#### PROBLEM TO SOLVE
Copy each line below in which the word "Jahreskosten" occurs.

● ● ● ●

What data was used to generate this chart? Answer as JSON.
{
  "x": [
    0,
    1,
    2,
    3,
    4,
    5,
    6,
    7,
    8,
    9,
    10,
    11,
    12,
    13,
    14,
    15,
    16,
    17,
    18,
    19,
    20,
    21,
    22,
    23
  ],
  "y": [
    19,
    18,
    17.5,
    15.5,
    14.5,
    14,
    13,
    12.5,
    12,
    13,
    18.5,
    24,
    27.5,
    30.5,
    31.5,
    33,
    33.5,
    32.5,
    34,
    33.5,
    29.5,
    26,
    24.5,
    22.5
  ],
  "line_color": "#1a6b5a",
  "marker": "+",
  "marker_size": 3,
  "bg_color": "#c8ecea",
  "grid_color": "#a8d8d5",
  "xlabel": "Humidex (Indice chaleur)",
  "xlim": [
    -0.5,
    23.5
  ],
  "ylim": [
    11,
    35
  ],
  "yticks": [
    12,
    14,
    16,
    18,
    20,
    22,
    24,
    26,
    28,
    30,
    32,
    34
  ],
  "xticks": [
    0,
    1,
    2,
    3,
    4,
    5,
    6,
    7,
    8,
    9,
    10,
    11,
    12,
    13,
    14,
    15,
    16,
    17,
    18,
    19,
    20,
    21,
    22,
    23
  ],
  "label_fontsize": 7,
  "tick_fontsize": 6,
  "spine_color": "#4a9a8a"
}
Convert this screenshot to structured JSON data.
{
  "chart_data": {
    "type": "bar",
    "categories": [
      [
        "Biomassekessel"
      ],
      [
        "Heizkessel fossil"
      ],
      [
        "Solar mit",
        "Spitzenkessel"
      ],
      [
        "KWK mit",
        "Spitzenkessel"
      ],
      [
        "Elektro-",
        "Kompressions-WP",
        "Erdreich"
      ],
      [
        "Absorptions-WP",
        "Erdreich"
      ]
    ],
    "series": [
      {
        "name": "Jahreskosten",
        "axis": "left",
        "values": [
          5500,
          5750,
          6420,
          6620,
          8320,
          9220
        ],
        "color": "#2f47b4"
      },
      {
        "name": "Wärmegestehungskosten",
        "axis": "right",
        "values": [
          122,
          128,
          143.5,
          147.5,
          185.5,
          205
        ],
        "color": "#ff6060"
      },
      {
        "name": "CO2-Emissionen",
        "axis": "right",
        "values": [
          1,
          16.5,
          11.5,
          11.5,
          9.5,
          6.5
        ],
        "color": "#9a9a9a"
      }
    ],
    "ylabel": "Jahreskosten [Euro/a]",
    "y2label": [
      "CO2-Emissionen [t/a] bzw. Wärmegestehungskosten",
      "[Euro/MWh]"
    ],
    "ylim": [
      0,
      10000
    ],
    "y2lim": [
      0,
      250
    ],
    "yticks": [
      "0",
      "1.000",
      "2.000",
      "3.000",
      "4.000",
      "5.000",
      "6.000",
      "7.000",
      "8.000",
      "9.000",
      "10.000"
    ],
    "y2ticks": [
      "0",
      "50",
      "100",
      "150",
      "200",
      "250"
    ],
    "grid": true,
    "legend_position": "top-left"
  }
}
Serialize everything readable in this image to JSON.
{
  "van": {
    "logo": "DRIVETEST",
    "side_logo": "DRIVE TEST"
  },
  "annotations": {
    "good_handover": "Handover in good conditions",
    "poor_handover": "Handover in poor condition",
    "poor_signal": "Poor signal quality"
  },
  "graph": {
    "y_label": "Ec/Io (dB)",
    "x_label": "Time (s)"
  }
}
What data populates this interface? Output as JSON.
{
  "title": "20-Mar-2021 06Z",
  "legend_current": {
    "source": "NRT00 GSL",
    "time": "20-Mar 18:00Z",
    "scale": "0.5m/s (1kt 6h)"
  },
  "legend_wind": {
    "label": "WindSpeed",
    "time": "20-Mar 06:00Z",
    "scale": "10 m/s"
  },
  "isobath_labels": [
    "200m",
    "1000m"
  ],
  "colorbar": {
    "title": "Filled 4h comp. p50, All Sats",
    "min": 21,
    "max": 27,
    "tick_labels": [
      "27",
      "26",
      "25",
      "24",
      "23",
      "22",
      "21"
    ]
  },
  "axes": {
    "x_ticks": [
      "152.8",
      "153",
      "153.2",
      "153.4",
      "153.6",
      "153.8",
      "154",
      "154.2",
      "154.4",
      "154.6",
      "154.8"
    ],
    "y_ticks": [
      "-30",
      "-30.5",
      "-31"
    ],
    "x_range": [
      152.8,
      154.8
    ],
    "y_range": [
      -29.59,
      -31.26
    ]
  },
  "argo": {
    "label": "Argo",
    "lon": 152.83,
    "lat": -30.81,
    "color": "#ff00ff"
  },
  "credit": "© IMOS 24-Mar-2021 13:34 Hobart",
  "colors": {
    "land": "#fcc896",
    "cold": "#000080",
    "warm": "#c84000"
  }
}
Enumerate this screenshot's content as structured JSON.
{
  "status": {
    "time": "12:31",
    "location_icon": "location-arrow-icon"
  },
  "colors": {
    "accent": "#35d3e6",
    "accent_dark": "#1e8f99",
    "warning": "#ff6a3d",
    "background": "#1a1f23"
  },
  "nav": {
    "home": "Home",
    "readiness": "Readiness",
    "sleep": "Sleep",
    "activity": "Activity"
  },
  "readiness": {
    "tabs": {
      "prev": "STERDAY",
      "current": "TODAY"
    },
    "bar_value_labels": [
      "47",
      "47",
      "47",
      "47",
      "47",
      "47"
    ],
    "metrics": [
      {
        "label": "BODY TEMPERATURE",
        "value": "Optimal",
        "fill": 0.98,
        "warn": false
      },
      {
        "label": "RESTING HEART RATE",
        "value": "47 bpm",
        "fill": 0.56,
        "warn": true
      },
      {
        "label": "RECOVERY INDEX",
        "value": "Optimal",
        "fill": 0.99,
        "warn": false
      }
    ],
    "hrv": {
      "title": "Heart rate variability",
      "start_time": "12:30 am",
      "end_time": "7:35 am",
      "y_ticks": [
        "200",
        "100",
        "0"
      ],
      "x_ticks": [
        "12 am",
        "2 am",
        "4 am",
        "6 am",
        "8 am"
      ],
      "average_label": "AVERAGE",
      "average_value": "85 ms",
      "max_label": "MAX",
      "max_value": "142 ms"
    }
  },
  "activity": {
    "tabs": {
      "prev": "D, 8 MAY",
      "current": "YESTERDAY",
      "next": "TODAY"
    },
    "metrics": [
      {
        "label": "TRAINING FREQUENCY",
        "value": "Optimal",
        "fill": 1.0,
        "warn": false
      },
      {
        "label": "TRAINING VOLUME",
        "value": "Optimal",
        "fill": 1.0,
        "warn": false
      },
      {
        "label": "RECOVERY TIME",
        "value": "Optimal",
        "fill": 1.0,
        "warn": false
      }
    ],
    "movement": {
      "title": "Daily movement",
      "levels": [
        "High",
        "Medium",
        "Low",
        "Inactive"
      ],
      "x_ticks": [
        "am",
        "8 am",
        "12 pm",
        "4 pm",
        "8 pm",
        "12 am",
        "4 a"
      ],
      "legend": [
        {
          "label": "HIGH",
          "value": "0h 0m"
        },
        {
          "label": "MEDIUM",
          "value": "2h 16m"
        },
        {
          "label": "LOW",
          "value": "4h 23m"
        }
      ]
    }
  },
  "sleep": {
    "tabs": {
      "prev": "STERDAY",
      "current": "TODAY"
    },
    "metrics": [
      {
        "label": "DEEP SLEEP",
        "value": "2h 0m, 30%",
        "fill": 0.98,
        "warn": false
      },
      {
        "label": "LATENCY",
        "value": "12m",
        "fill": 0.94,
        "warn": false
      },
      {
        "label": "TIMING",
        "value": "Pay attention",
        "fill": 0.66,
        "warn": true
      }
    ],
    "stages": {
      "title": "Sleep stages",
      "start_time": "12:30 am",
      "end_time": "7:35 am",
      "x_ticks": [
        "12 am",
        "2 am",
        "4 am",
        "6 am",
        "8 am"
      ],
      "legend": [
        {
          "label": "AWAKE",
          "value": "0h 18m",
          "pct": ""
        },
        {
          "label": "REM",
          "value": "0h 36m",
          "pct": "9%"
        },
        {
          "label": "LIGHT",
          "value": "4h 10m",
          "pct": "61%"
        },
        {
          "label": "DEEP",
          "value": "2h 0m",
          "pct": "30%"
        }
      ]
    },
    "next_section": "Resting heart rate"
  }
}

● ● ● ●

#### SOLUTION FOR THIS TASK
        "name": "Jahreskosten",
    "ylabel": "Jahreskosten [Euro/a]",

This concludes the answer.